** Begin SUPPLIED DATA **
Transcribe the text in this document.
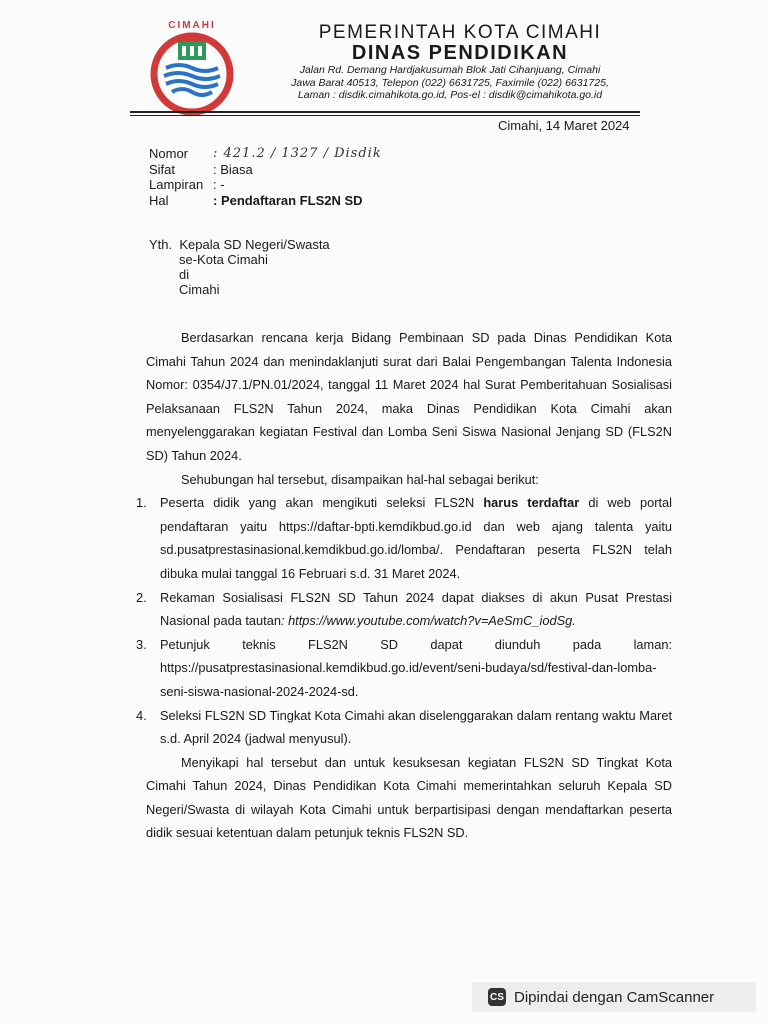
CIMAHI	PEMERINTAH KOTA CIMAHI
DINAS PENDIDIKAN
Jalan Rd. Demang Hardjakusumah Blok Jati Cihanjuang, Cimahi
Jawa Barat 40513, Telepon (022) 6631725, Faximile (022) 6631725,
Laman : disdik.cimahikota.go.id, Pos-el : disdik@cimahikota.go.id
Cimahi, 14 Maret 2024
Nomor	: 421.2 / 1327 / Disdik
Sifat	: Biasa
Lampiran : -
Hal	: Pendaftaran FLS2N SD
Yth. Kepala SD Negeri/Swasta
se-Kota Cimahi
di
Cimahi

Berdasarkan rencana kerja Bidang Pembinaan SD pada Dinas Pendidikan Kota Cimahi Tahun 2024 dan menindaklanjuti surat dari Balai Pengembangan Talenta Indonesia Nomor: 0354/J7.1/PN.01/2024, tanggal 11 Maret 2024 hal Surat Pemberitahuan Sosialisasi Pelaksanaan FLS2N Tahun 2024, maka Dinas Pendidikan Kota Cimahi akan menyelenggarakan kegiatan Festival dan Lomba Seni Siswa Nasional Jenjang SD (FLS2N SD) Tahun 2024.

Sehubungan hal tersebut, disampaikan hal-hal sebagai berikut:

1. Peserta didik yang akan mengikuti seleksi FLS2N harus terdaftar di web portal pendaftaran yaitu https://daftar-bpti.kemdikbud.go.id dan web ajang talenta yaitu sd.pusatprestasinasional.kemdikbud.go.id/lomba/. Pendaftaran peserta FLS2N telah dibuka mulai tanggal 16 Februari s.d. 31 Maret 2024.
2. Rekaman Sosialisasi FLS2N SD Tahun 2024 dapat diakses di akun Pusat Prestasi Nasional pada tautan: https://www.youtube.com/watch?v=AeSmC_iodSg.
3. Petunjuk teknis FLS2N SD dapat diunduh pada laman: https://pusatprestasinasional.kemdikbud.go.id/event/seni-budaya/sd/festival-dan-lomba-seni-siswa-nasional-2024-2024-sd.
4. Seleksi FLS2N SD Tingkat Kota Cimahi akan diselenggarakan dalam rentang waktu Maret s.d. April 2024 (jadwal menyusul).

Menyikapi hal tersebut dan untuk kesuksesan kegiatan FLS2N SD Tingkat Kota Cimahi Tahun 2024, Dinas Pendidikan Kota Cimahi memerintahkan seluruh Kepala SD Negeri/Swasta di wilayah Kota Cimahi untuk berpartisipasi dengan mendaftarkan peserta didik sesuai ketentuan dalam petunjuk teknis FLS2N SD.

CS Dipindai dengan CamScanner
** End SUPPLIED DATA **
| YOUR INSTRUCTIONS |
What is needed is an exact reproduction of the data, pictures excluded.

| FINISHED TASK |
Transcribe the text in this document.
CIMAHI	PEMERINTAH KOTA CIMAHI
DINAS PENDIDIKAN
Jalan Rd. Demang Hardjakusumah Blok Jati Cihanjuang, Cimahi
Jawa Barat 40513, Telepon (022) 6631725, Faximile (022) 6631725,
Laman : disdik.cimahikota.go.id, Pos-el : disdik@cimahikota.go.id
Cimahi, 14 Maret 2024
Nomor	: 421.2 / 1327 / Disdik
Sifat	: Biasa
Lampiran : -
Hal	: Pendaftaran FLS2N SD
Yth. Kepala SD Negeri/Swasta
se-Kota Cimahi
di
Cimahi

Berdasarkan rencana kerja Bidang Pembinaan SD pada Dinas Pendidikan Kota Cimahi Tahun 2024 dan menindaklanjuti surat dari Balai Pengembangan Talenta Indonesia Nomor: 0354/J7.1/PN.01/2024, tanggal 11 Maret 2024 hal Surat Pemberitahuan Sosialisasi Pelaksanaan FLS2N Tahun 2024, maka Dinas Pendidikan Kota Cimahi akan menyelenggarakan kegiatan Festival dan Lomba Seni Siswa Nasional Jenjang SD (FLS2N SD) Tahun 2024.

Sehubungan hal tersebut, disampaikan hal-hal sebagai berikut:

1. Peserta didik yang akan mengikuti seleksi FLS2N harus terdaftar di web portal pendaftaran yaitu https://daftar-bpti.kemdikbud.go.id dan web ajang talenta yaitu sd.pusatprestasinasional.kemdikbud.go.id/lomba/. Pendaftaran peserta FLS2N telah dibuka mulai tanggal 16 Februari s.d. 31 Maret 2024.
2. Rekaman Sosialisasi FLS2N SD Tahun 2024 dapat diakses di akun Pusat Prestasi Nasional pada tautan: https://www.youtube.com/watch?v=AeSmC_iodSg.
3. Petunjuk teknis FLS2N SD dapat diunduh pada laman: https://pusatprestasinasional.kemdikbud.go.id/event/seni-budaya/sd/festival-dan-lomba-seni-siswa-nasional-2024-2024-sd.
4. Seleksi FLS2N SD Tingkat Kota Cimahi akan diselenggarakan dalam rentang waktu Maret s.d. April 2024 (jadwal menyusul).

Menyikapi hal tersebut dan untuk kesuksesan kegiatan FLS2N SD Tingkat Kota Cimahi Tahun 2024, Dinas Pendidikan Kota Cimahi memerintahkan seluruh Kepala SD Negeri/Swasta di wilayah Kota Cimahi untuk berpartisipasi dengan mendaftarkan peserta didik sesuai ketentuan dalam petunjuk teknis FLS2N SD.

CS Dipindai dengan CamScanner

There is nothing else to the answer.